● **Data entries**:
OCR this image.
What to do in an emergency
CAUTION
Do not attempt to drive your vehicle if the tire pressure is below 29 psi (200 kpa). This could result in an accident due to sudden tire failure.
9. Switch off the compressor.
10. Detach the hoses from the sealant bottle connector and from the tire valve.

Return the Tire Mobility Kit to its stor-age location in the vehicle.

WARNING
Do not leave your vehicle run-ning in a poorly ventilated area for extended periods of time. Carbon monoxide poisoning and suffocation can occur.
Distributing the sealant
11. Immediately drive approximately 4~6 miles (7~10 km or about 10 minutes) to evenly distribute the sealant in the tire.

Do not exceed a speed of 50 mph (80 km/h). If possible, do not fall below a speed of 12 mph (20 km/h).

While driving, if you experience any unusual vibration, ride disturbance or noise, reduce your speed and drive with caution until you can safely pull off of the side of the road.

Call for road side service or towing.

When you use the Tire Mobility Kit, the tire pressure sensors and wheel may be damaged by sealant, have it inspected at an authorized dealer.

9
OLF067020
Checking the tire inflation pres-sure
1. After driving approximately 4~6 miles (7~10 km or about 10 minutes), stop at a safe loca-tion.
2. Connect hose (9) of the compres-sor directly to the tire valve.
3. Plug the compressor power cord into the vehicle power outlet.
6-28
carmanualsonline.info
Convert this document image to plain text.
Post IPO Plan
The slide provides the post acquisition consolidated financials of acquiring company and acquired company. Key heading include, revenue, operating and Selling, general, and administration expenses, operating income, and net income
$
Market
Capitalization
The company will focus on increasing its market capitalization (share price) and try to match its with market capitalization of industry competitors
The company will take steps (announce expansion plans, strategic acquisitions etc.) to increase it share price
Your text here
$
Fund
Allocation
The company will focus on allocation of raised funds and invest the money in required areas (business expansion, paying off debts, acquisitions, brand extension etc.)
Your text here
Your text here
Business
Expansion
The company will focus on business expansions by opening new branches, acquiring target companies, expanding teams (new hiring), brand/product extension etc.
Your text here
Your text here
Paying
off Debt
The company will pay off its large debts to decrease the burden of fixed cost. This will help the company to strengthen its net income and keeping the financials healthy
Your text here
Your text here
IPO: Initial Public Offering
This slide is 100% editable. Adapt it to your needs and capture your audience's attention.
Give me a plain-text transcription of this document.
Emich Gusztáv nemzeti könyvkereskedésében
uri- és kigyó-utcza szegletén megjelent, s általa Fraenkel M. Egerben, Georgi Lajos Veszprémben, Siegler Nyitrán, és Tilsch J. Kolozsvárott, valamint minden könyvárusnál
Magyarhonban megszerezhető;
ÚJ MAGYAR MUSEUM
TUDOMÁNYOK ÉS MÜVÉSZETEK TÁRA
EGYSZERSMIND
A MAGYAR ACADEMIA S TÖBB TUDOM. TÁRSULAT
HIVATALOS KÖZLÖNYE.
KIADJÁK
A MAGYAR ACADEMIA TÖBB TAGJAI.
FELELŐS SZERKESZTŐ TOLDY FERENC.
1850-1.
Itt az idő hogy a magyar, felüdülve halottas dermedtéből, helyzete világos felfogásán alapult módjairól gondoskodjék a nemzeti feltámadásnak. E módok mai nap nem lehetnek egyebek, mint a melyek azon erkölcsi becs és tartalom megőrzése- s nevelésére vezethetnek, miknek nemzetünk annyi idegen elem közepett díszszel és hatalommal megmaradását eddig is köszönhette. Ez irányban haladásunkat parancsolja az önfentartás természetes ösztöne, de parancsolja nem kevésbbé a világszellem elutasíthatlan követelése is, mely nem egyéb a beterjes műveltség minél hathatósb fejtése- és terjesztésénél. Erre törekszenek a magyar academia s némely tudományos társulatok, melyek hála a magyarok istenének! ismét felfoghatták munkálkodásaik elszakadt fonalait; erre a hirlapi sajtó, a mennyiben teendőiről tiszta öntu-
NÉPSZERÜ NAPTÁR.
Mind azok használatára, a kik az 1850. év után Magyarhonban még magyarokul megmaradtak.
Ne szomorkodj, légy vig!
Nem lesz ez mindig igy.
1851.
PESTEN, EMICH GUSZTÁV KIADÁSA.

● **GOAL OF THE EXERCISE**: Which lines contain the word "brand"? Return each of them.

● **ANSWER TO THE TASK**:
The company will focus on allocation of raised funds and invest the money in required areas (business expansion, paying off debts, acquisitions, brand extension etc.)
The company will focus on business expansions by opening new branches, acquiring target companies, expanding teams (new hiring), brand/product extension etc.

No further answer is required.